(SELECTION):
========================
# Hair Tattooing: Hot or Not?



## HairEgo (Mar 24, 2009)

So I've been seeing A LOT of tattooing comming back lately...remember the early - mid 90's when it was cool to get your name shaved into your head? It's making a HUGE comeback with funky desings and cuts to go along with it....so my question for you is.....hot or not?






















I think it all depends on the guy, but I'm kinda really loving this lately!


----------



## esha (Mar 24, 2009)

I'm not a huge fan


----------



## cablegiirl (Mar 24, 2009)

Eh, I like how it looks with certain designs, but definately not all. I also think too many guys would get this and if they don't get the regular trims to keep it looking nice. it will look scruffy and weird.


----------



## Johnnie (Mar 24, 2009)

I'm with you HairEgo. It all depends on the guy.


----------



## Anjel. (Mar 24, 2009)

I've known one guy who actually does it, some asian dude I know. But he pulls it off really well.

he has a mohawk with the designs on the side, I thought it was cute.


----------



## fawp (Mar 24, 2009)

I think it's pretty cool. Obviously, it's a cut that needs to be maintained but that's true for most haircuts.


----------



## emily_3383 (Mar 24, 2009)

It wasnt cool back then and it isnt now.


----------



## candygalore (Mar 24, 2009)

i agree it all depends on the guy.


----------



## Darla (Mar 24, 2009)

not liking it

hey how about this?


----------



## missmignonne (Mar 24, 2009)

Loved it then and still loving it now. However, I was wearing a fauxhauk before it got all randomly popular and still would if my hair were short enough. I like "unusual" styles.


----------



## pinksugar (Mar 24, 2009)

I think it depends on the pattern and the guy. It can look really trashy and cheap.


----------



## HairEgo (Mar 24, 2009)

Originally Posted by *missmignonne* /img/forum/go_quote.gif Loved it then and still loving it now. However, I was wearing a fauxhauk before it got all randomly popular and still would if my hair were short enough. I like "unusual" styles. I love when women have enough confidence to rock a different style like the fauxhawk!!
========================
(PROVIDED RECORDS):

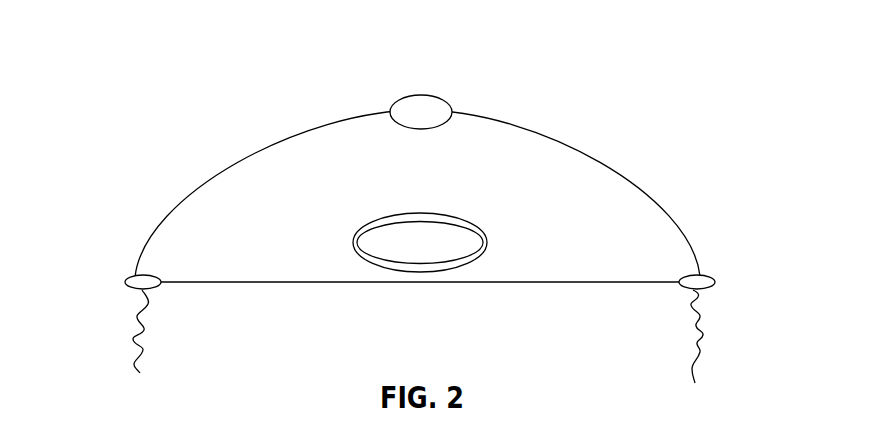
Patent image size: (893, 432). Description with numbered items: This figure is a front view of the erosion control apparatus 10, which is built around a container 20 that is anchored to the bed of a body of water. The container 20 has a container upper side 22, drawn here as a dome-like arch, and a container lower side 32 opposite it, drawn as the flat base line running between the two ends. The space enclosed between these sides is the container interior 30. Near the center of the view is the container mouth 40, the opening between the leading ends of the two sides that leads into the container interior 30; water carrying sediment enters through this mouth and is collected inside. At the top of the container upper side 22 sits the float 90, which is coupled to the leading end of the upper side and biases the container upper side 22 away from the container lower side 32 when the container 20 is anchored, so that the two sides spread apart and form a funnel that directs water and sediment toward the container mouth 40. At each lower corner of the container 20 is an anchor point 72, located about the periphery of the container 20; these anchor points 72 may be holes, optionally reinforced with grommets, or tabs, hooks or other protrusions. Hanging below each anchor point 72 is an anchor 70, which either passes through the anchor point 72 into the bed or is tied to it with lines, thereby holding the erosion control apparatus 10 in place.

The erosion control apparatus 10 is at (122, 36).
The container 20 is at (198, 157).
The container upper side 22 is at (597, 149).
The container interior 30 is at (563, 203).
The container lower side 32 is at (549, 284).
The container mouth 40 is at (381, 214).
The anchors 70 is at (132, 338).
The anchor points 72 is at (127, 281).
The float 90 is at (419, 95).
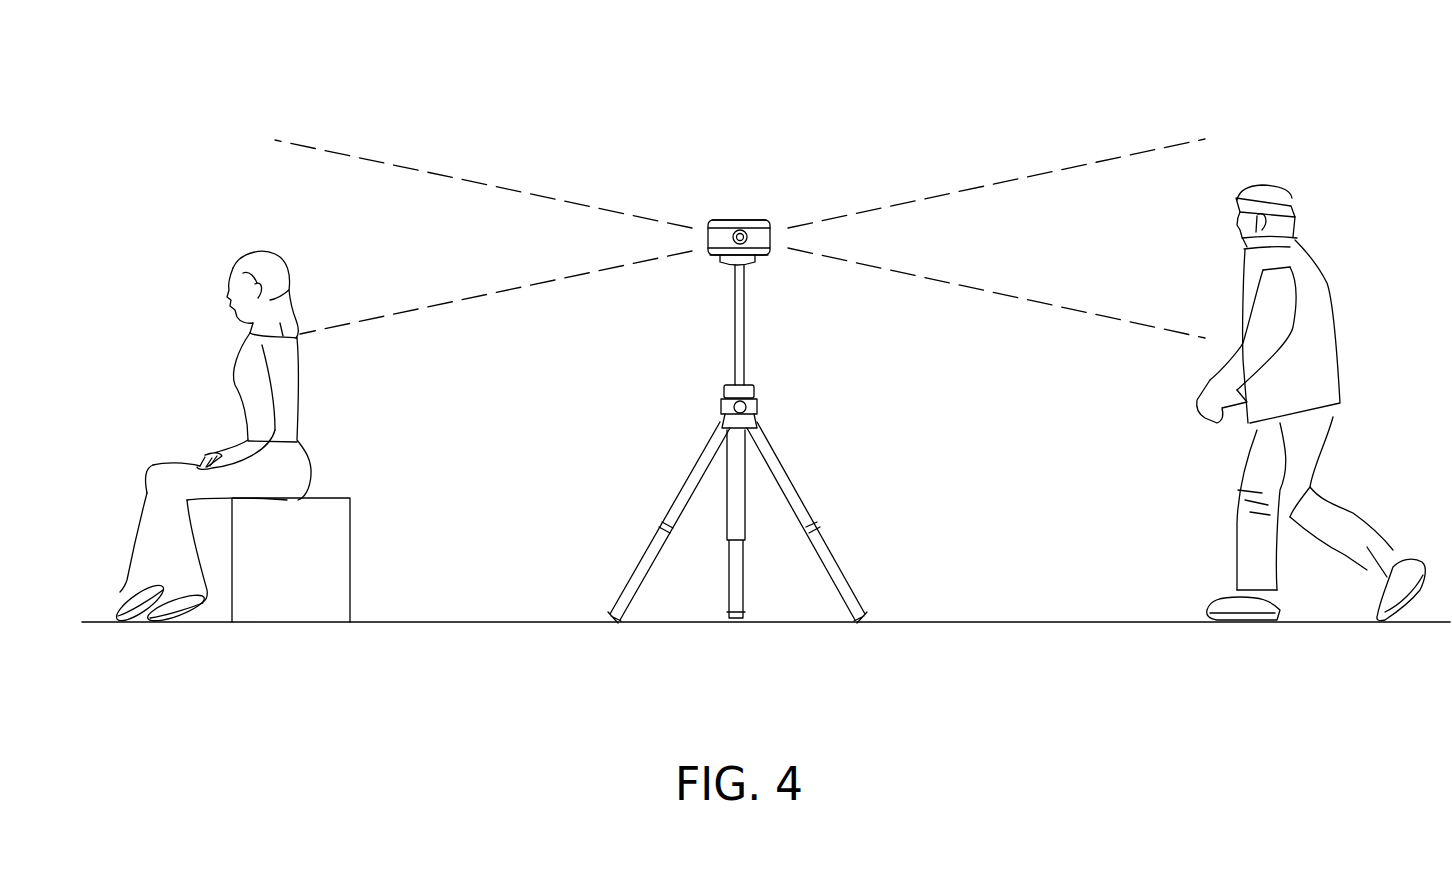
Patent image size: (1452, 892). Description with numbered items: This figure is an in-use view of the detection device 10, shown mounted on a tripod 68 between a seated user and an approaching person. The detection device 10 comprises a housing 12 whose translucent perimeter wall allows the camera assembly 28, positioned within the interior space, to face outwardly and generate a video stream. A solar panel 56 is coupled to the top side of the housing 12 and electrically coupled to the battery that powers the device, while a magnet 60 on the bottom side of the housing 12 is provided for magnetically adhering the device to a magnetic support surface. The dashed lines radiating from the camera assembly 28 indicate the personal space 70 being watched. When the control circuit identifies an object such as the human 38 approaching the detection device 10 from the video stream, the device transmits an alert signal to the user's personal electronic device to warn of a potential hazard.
========================
(TASK REQUIREMENTS):
(a) Put the lines of the records, from the start of the records through the line that contains "The float 90 is at (419, 95).", into a JSON list of strings, one string per line and with blank lines left out. Leave the pictures out of the answer.
(b) Could you write what follows in the forum thread on hair tattooing, picking up after its last post?

(ANSWERS TO THE EXERCISE):
(a)
[
  "Patent image size: (893, 432). Description with numbered items: This figure is a front view of the erosion control apparatus 10, which is built around a container 20 that is anchored to the bed of a body of water. The container 20 has a container upper side 22, drawn here as a dome-like arch, and a container lower side 32 opposite it, drawn as the flat base line running between the two ends. The space enclosed between these sides is the container interior 30. Near the center of the view is the container mouth 40, the opening between the leading ends of the two sides that leads into the container interior 30; water carrying sediment enters through this mouth and is collected inside. At the top of the container upper side 22 sits the float 90, which is coupled to the leading end of the upper side and biases the container upper side 22 away from the container lower side 32 when the container 20 is anchored, so that the two sides spread apart and form a funnel that directs water and sediment toward the container mouth 40. At each lower corner of the container 20 is an anchor point 72, located about the periphery of the container 20; these anchor points 72 may be holes, optionally reinforced with grommets, or tabs, hooks or other protrusions. Hanging below each anchor point 72 is an anchor 70, which either passes through the anchor point 72 into the bed or is tied to it with lines, thereby holding the erosion control apparatus 10 in place.",
  "The erosion control apparatus 10 is at (122, 36).",
  "The container 20 is at (198, 157).",
  "The container upper side 22 is at (597, 149).",
  "The container interior 30 is at (563, 203).",
  "The container lower side 32 is at (549, 284).",
  "The container mouth 40 is at (381, 214).",
  "The anchors 70 is at (132, 338).",
  "The anchor points 72 is at (127, 281).",
  "The float 90 is at (419, 95)."
]

(b)
----------



## Orangeeyecrayon (Mar 24, 2009)

i love them, for the longest time i wanted steps, but than realized with hair as light as mine you cant see them.

i wish i had hair that could get the "tattooing" in it. it is by far my favorite hair style even if i would never have the guts to do it


----------



## Karren (Mar 24, 2009)

I saw some really nice Steelers Logos during the Super Bowl run!!


----------



## -Chelsey- (Mar 24, 2009)

I'm not a fan of this look, but I guess it does depend on the guy and the design.


----------



## Darla (Mar 24, 2009)

I'm sorry this is so ... so .... Vanilla Ice






(Ice Ice Baby) GET REAL


----------



## Adrienne (Mar 24, 2009)

It really depends on the guy but in general I think it's not hot. The only I've ever thought it looked good on is this dude


----------



## Aprill (Mar 24, 2009)

Always thought it was tacky


----------



## McRubel (Mar 24, 2009)

It's kinda fun and different.


----------



## Lucy (Mar 24, 2009)

i think it looks really chavvy and naff!


----------



## reesesilverstar (Mar 24, 2009)

I'm not sure about this hairstyle...


----------



## Darla (Mar 24, 2009)

Originally Posted by *fingers* /img/forum/go_quote.gif i think it looks really chavvy and naff! are you going Brit onn us? i have no clue what those terms mean


----------



## sonsireegemini (Mar 24, 2009)

Had to come in here to see what this was all about. I remember this mess. Hated it back then and hate it now

Originally Posted by *HairEgo* /img/forum/go_quote.gif So I've been seeing A LOT of tattooing comming back lately...remember the early - mid 90's when it was cool to get your name shaved into your head? It's making a HUGE comeback with funky desings and cuts to go along with it....so my question for you is.....hot or not? 
http://www.thefadeinn.com/fadeinn_im...n1_500x375.gif

http://www.oojudoo-oojufink.co.uk/ba...ir_etching.jpg

http://farm4.static.flickr.com/3292/...0b2356.jpg?v=0

http://farm4.static.flickr.com/3080/...0fc071a420.jpg

I think it all depends on the guy, but I'm kinda really loving this lately!


----------



## magneticheart (Mar 24, 2009)

I think it depends on the guy.


----------



## GvM (Mar 24, 2009)

It is an interesting look, and I do think it suits some guys, but the thing is you really only see it on the chavs around here so you tend to get that associated with it - much like the whole thing with ugg boots, etc...


----------



## Dragonfly (Mar 24, 2009)

I think it is fine for younger guys but kind of sad when the older ones try it...


----------



## mirelydiaz (Mar 24, 2009)

It does look fun but I don't think any guy can pull that off.


----------



## Saja (Mar 24, 2009)

2 years ago my brothers soccer team did mohawks/fauxhawks for finals, and got there numbers done on the sides. As a team unity thing i liked it. After finals (which they won and went to the nationals and won bronze hahah) they all had to shave them off cuz it just looked ridiculous.


----------



## HairEgo (Mar 25, 2009)

Originally Posted by *Adrienne* /img/forum/go_quote.gif It really depends on the guy but in general I think it's not hot. The only I've ever thought it looked good on is this dude
http://www.sesaclatina.com/writerpub...guillermo2.jpg

RawRrRRrr....I dont usually find pretty boys attractive, but damn that guys hot!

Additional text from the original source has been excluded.